(Stored data)

┌────────

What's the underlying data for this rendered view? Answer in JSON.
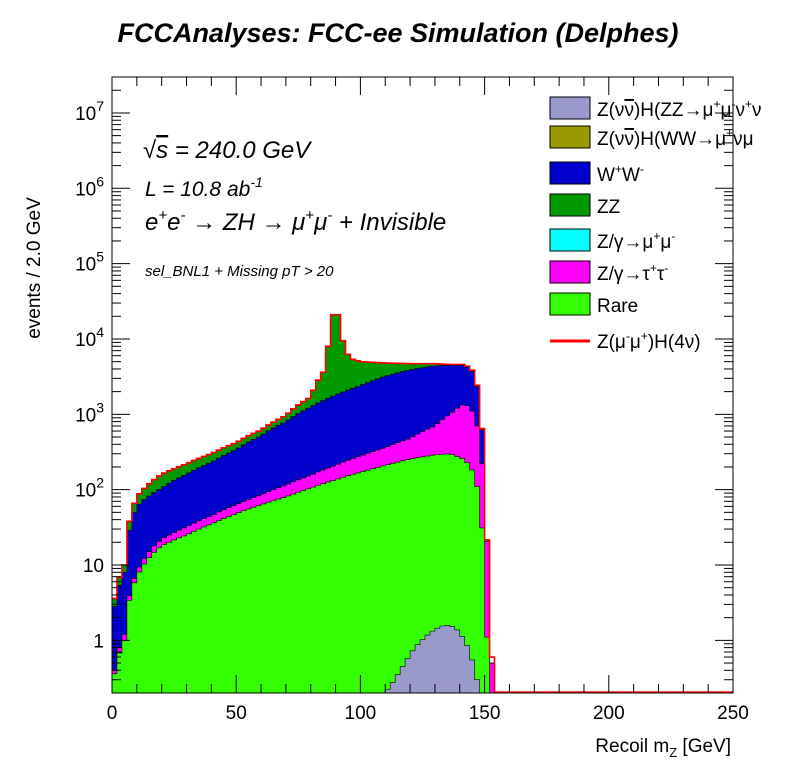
{
  "title": "FCCAnalyses: FCC-ee Simulation (Delphes)",
  "chart_data": {
    "type": "area",
    "subtype": "stacked-step-histogram",
    "xlabel": "Recoil m_Z [GeV]",
    "ylabel": "events / 2.0 GeV",
    "xlim": [
      0,
      250
    ],
    "ylim": [
      0.2,
      30000000
    ],
    "y_scale": "log",
    "bin_width": 2.0,
    "x_ticks": [
      0,
      50,
      100,
      150,
      200,
      250
    ],
    "x_tick_labels": [
      "0",
      "50",
      "100",
      "150",
      "200",
      "250"
    ],
    "y_ticks": [
      1,
      10,
      100,
      1000,
      10000,
      100000,
      1000000,
      10000000
    ],
    "y_tick_labels": [
      "1",
      "10",
      "10^2",
      "10^3",
      "10^4",
      "10^5",
      "10^6",
      "10^7"
    ],
    "annotations": [
      "√s = 240.0 GeV",
      "L = 10.8 ab^-1",
      "e+e- → ZH → μ+μ- + Invisible",
      "sel_BNL1 + Missing pT > 20"
    ],
    "legend_position": "top-right",
    "legend": [
      {
        "label": "Z(νν̄)H(ZZ→μ+μ-ν+ν",
        "color": "#9999cc",
        "style": "box"
      },
      {
        "label": "Z(νν̄)H(WW→μ+νμ",
        "color": "#999900",
        "style": "box"
      },
      {
        "label": "W+W-",
        "color": "#0000cc",
        "style": "box"
      },
      {
        "label": "ZZ",
        "color": "#009900",
        "style": "box"
      },
      {
        "label": "Z/γ→μ+μ-",
        "color": "#00ffff",
        "style": "box"
      },
      {
        "label": "Z/γ→τ+τ-",
        "color": "#ff00ff",
        "style": "box"
      },
      {
        "label": "Rare",
        "color": "#33ff00",
        "style": "box"
      },
      {
        "label": "Z(μ-μ+)H(4ν)",
        "color": "#ff0000",
        "style": "line"
      }
    ],
    "series": [
      {
        "name": "Rare",
        "color": "#33ff00",
        "x": [
          0,
          5,
          10,
          20,
          30,
          40,
          50,
          60,
          70,
          80,
          90,
          100,
          110,
          120,
          130,
          136,
          142,
          146,
          148,
          150,
          152,
          154
        ],
        "y": [
          0.2,
          1.0,
          7,
          18,
          25,
          35,
          48,
          63,
          80,
          105,
          135,
          170,
          210,
          255,
          290,
          300,
          250,
          160,
          60,
          2,
          0.2,
          0
        ]
      },
      {
        "name": "Z/γ→τ+τ-",
        "color": "#ff00ff",
        "x": [
          0,
          5,
          10,
          20,
          30,
          40,
          50,
          60,
          70,
          80,
          90,
          100,
          110,
          120,
          130,
          136,
          142,
          146,
          148,
          150,
          152,
          154
        ],
        "y": [
          0.2,
          1.2,
          8,
          22,
          32,
          45,
          63,
          85,
          115,
          155,
          210,
          280,
          360,
          480,
          700,
          1000,
          1400,
          1000,
          400,
          40,
          1,
          0
        ]
      },
      {
        "name": "W+W-",
        "color": "#0000cc",
        "x": [
          0,
          5,
          10,
          20,
          30,
          40,
          50,
          60,
          70,
          80,
          90,
          100,
          110,
          120,
          130,
          136,
          142,
          146,
          148,
          150,
          152,
          154
        ],
        "y": [
          1.5,
          8,
          60,
          105,
          160,
          230,
          340,
          520,
          800,
          1250,
          1800,
          2400,
          3200,
          3900,
          4400,
          4500,
          4500,
          3500,
          1200,
          40,
          1,
          0
        ]
      },
      {
        "name": "ZZ",
        "color": "#009900",
        "x": [
          0,
          5,
          10,
          20,
          30,
          40,
          50,
          60,
          70,
          80,
          86,
          88,
          90,
          92,
          94,
          96,
          100,
          110,
          120,
          130,
          136,
          142,
          146,
          148,
          150,
          152,
          154
        ],
        "y": [
          2,
          10,
          80,
          160,
          220,
          300,
          420,
          620,
          960,
          1700,
          4000,
          12000,
          30000,
          12000,
          7000,
          5500,
          5000,
          4800,
          4700,
          4700,
          4600,
          4600,
          3600,
          1250,
          42,
          1,
          0
        ]
      },
      {
        "name": "Z(νν̄)H(ZZ→μ+μ-ν+ν",
        "color": "#9999cc",
        "x": [
          110,
          114,
          118,
          122,
          126,
          130,
          134,
          138,
          142,
          146,
          148
        ],
        "y": [
          0.2,
          0.3,
          0.5,
          0.8,
          1.1,
          1.4,
          1.6,
          1.5,
          1.0,
          0.4,
          0.2
        ]
      },
      {
        "name": "Z(μ-μ+)H(4ν)",
        "color": "#ff0000",
        "x": [
          0,
          5,
          10,
          20,
          30,
          40,
          50,
          60,
          70,
          80,
          86,
          88,
          90,
          92,
          94,
          96,
          100,
          110,
          120,
          130,
          136,
          142,
          146,
          148,
          150,
          152,
          154,
          160,
          250
        ],
        "y": [
          2,
          10,
          80,
          160,
          220,
          300,
          420,
          620,
          960,
          1700,
          4000,
          12000,
          30000,
          12000,
          7000,
          5500,
          5000,
          4800,
          4700,
          4700,
          4600,
          4600,
          3600,
          1250,
          42,
          1,
          0.2,
          0.2,
          0.2
        ]
      }
    ]
  }
}
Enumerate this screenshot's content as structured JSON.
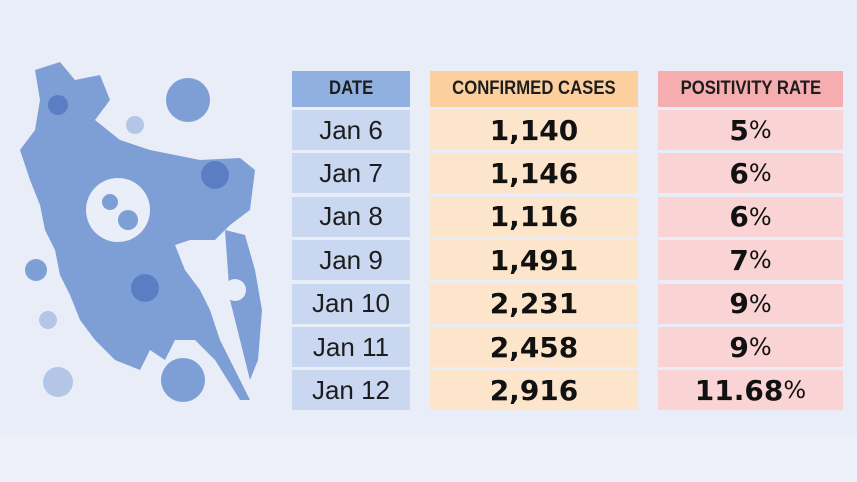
{
  "table": {
    "headers": [
      "DATE",
      "CONFIRMED CASES",
      "POSITIVITY RATE"
    ],
    "rows": [
      {
        "date": "Jan 6",
        "cases": "1,140",
        "rate": "5",
        "rate_unit": "%"
      },
      {
        "date": "Jan 7",
        "cases": "1,146",
        "rate": "6",
        "rate_unit": "%"
      },
      {
        "date": "Jan 8",
        "cases": "1,116",
        "rate": "6",
        "rate_unit": "%"
      },
      {
        "date": "Jan 9",
        "cases": "1,491",
        "rate": "7",
        "rate_unit": "%"
      },
      {
        "date": "Jan 10",
        "cases": "2,231",
        "rate": "9",
        "rate_unit": "%"
      },
      {
        "date": "Jan 11",
        "cases": "2,458",
        "rate": "9",
        "rate_unit": "%"
      },
      {
        "date": "Jan 12",
        "cases": "2,916",
        "rate": "11.68",
        "rate_unit": "%"
      }
    ]
  }
}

└────────

Show, from the material above, each line that includes the string "this".

[RESPONSE TO THE TASK]
What's the underlying data for this rendered view? Answer in JSON.
Enumerate this screenshot's content as structured JSON.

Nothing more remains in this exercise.